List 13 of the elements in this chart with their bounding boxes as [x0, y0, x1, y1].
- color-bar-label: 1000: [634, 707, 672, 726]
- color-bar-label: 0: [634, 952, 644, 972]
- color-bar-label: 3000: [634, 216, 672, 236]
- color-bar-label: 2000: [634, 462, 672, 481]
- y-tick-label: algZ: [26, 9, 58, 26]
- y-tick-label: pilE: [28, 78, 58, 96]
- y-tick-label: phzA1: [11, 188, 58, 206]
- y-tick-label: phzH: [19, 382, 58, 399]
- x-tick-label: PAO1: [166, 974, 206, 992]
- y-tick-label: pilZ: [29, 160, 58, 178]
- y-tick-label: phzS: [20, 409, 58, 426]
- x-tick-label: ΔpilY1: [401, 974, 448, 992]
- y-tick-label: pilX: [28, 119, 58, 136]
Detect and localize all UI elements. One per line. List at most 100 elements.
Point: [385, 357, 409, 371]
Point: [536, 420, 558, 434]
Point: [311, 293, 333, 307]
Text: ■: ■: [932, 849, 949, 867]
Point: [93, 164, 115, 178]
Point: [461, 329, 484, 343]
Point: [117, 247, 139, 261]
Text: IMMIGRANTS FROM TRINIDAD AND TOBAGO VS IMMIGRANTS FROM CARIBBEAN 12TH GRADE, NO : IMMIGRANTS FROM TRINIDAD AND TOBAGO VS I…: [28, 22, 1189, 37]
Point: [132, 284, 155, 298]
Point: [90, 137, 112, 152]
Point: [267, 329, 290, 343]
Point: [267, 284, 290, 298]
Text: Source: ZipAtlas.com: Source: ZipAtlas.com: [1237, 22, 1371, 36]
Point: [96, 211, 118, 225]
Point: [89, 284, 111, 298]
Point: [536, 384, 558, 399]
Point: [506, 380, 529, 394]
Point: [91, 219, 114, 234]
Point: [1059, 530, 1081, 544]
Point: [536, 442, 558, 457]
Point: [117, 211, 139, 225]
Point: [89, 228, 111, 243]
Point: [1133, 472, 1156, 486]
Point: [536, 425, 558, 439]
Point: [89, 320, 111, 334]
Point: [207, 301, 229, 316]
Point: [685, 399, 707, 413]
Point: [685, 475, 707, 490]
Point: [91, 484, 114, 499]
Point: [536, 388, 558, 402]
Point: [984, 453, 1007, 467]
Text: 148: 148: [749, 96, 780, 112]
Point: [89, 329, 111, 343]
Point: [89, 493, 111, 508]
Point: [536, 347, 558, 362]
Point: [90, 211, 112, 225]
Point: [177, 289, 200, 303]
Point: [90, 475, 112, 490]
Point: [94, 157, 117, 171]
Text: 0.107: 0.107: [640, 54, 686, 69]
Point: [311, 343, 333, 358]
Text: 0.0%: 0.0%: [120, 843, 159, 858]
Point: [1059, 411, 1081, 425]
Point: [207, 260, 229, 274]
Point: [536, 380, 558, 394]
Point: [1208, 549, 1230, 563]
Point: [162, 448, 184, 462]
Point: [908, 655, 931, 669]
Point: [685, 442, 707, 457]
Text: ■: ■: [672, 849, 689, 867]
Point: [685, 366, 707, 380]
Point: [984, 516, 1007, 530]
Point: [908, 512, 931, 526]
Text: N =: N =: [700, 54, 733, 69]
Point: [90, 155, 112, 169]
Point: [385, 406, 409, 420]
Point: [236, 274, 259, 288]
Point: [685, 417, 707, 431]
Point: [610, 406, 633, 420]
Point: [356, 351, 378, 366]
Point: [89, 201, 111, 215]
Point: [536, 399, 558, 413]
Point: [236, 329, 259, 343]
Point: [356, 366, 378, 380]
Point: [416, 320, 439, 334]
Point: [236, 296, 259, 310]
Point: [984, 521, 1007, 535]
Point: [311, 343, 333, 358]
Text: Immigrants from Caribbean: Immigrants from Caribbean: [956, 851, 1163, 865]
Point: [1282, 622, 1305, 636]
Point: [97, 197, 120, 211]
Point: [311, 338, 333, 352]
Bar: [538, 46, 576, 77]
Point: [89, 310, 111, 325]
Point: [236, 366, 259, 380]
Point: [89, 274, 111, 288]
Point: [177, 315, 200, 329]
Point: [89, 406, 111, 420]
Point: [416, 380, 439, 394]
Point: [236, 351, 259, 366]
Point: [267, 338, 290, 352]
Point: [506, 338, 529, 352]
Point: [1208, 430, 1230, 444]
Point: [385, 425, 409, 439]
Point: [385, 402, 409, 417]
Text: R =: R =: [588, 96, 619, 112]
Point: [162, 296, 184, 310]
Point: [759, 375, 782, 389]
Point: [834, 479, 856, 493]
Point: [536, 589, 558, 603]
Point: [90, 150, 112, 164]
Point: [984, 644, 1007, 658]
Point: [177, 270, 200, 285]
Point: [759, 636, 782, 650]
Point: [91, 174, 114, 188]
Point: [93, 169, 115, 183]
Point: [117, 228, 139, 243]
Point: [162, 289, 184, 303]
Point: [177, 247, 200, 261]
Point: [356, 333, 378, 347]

> _Exercise description_
Update the entries above so that each "y-tick-label" reads "row-label", leaving every other character as it is.

> _Answer for the task_
List 13 of the elements in this chart with their bounding boxes as [x0, y0, x1, y1].
- color-bar-label: 1000: [634, 707, 672, 726]
- color-bar-label: 0: [634, 952, 644, 972]
- color-bar-label: 3000: [634, 216, 672, 236]
- color-bar-label: 2000: [634, 462, 672, 481]
- row-label: algZ: [26, 9, 58, 26]
- row-label: pilE: [28, 78, 58, 96]
- row-label: phzA1: [11, 188, 58, 206]
- row-label: phzH: [19, 382, 58, 399]
- x-tick-label: PAO1: [166, 974, 206, 992]
- row-label: pilZ: [29, 160, 58, 178]
- row-label: phzS: [20, 409, 58, 426]
- x-tick-label: ΔpilY1: [401, 974, 448, 992]
- row-label: pilX: [28, 119, 58, 136]
Detect and localize all UI elements. One per line. List at most 100 elements.
Point: [385, 357, 409, 371]
Point: [536, 420, 558, 434]
Point: [311, 293, 333, 307]
Text: ■: ■: [932, 849, 949, 867]
Point: [93, 164, 115, 178]
Point: [461, 329, 484, 343]
Point: [117, 247, 139, 261]
Text: IMMIGRANTS FROM TRINIDAD AND TOBAGO VS IMMIGRANTS FROM CARIBBEAN 12TH GRADE, NO : IMMIGRANTS FROM TRINIDAD AND TOBAGO VS I…: [28, 22, 1189, 37]
Point: [132, 284, 155, 298]
Point: [90, 137, 112, 152]
Point: [267, 329, 290, 343]
Point: [267, 284, 290, 298]
Text: Source: ZipAtlas.com: Source: ZipAtlas.com: [1237, 22, 1371, 36]
Point: [96, 211, 118, 225]
Point: [89, 284, 111, 298]
Point: [536, 384, 558, 399]
Point: [506, 380, 529, 394]
Point: [91, 219, 114, 234]
Point: [1059, 530, 1081, 544]
Point: [536, 442, 558, 457]
Point: [117, 211, 139, 225]
Point: [89, 228, 111, 243]
Point: [1133, 472, 1156, 486]
Point: [536, 425, 558, 439]
Point: [89, 320, 111, 334]
Point: [207, 301, 229, 316]
Point: [685, 399, 707, 413]
Point: [685, 475, 707, 490]
Point: [91, 484, 114, 499]
Point: [536, 388, 558, 402]
Point: [984, 453, 1007, 467]
Text: 148: 148: [749, 96, 780, 112]
Point: [89, 329, 111, 343]
Point: [89, 493, 111, 508]
Point: [536, 347, 558, 362]
Point: [90, 211, 112, 225]
Point: [177, 289, 200, 303]
Point: [90, 475, 112, 490]
Point: [94, 157, 117, 171]
Text: 0.107: 0.107: [640, 54, 686, 69]
Point: [311, 343, 333, 358]
Text: 0.0%: 0.0%: [120, 843, 159, 858]
Point: [1059, 411, 1081, 425]
Point: [207, 260, 229, 274]
Point: [536, 380, 558, 394]
Point: [1208, 549, 1230, 563]
Point: [162, 448, 184, 462]
Point: [908, 655, 931, 669]
Point: [685, 442, 707, 457]
Text: ■: ■: [672, 849, 689, 867]
Point: [685, 366, 707, 380]
Point: [984, 516, 1007, 530]
Point: [908, 512, 931, 526]
Text: N =: N =: [700, 54, 733, 69]
Point: [90, 155, 112, 169]
Point: [385, 406, 409, 420]
Point: [236, 274, 259, 288]
Point: [685, 417, 707, 431]
Point: [610, 406, 633, 420]
Point: [356, 351, 378, 366]
Point: [89, 201, 111, 215]
Point: [536, 399, 558, 413]
Point: [236, 329, 259, 343]
Point: [356, 366, 378, 380]
Point: [416, 320, 439, 334]
Point: [236, 296, 259, 310]
Point: [984, 521, 1007, 535]
Point: [311, 343, 333, 358]
Text: Immigrants from Caribbean: Immigrants from Caribbean: [956, 851, 1163, 865]
Point: [1282, 622, 1305, 636]
Point: [97, 197, 120, 211]
Point: [311, 338, 333, 352]
Bar: [538, 46, 576, 77]
Point: [89, 310, 111, 325]
Point: [236, 366, 259, 380]
Point: [89, 274, 111, 288]
Point: [177, 315, 200, 329]
Point: [89, 406, 111, 420]
Point: [416, 380, 439, 394]
Point: [236, 351, 259, 366]
Point: [267, 338, 290, 352]
Point: [506, 338, 529, 352]
Point: [1208, 430, 1230, 444]
Point: [385, 425, 409, 439]
Point: [385, 402, 409, 417]
Text: R =: R =: [588, 96, 619, 112]
Point: [162, 296, 184, 310]
Point: [759, 375, 782, 389]
Point: [834, 479, 856, 493]
Point: [536, 589, 558, 603]
Point: [90, 150, 112, 164]
Point: [984, 644, 1007, 658]
Point: [177, 270, 200, 285]
Point: [759, 636, 782, 650]
Point: [91, 174, 114, 188]
Point: [93, 169, 115, 183]
Point: [117, 228, 139, 243]
Point: [162, 289, 184, 303]
Point: [177, 247, 200, 261]
Point: [356, 333, 378, 347]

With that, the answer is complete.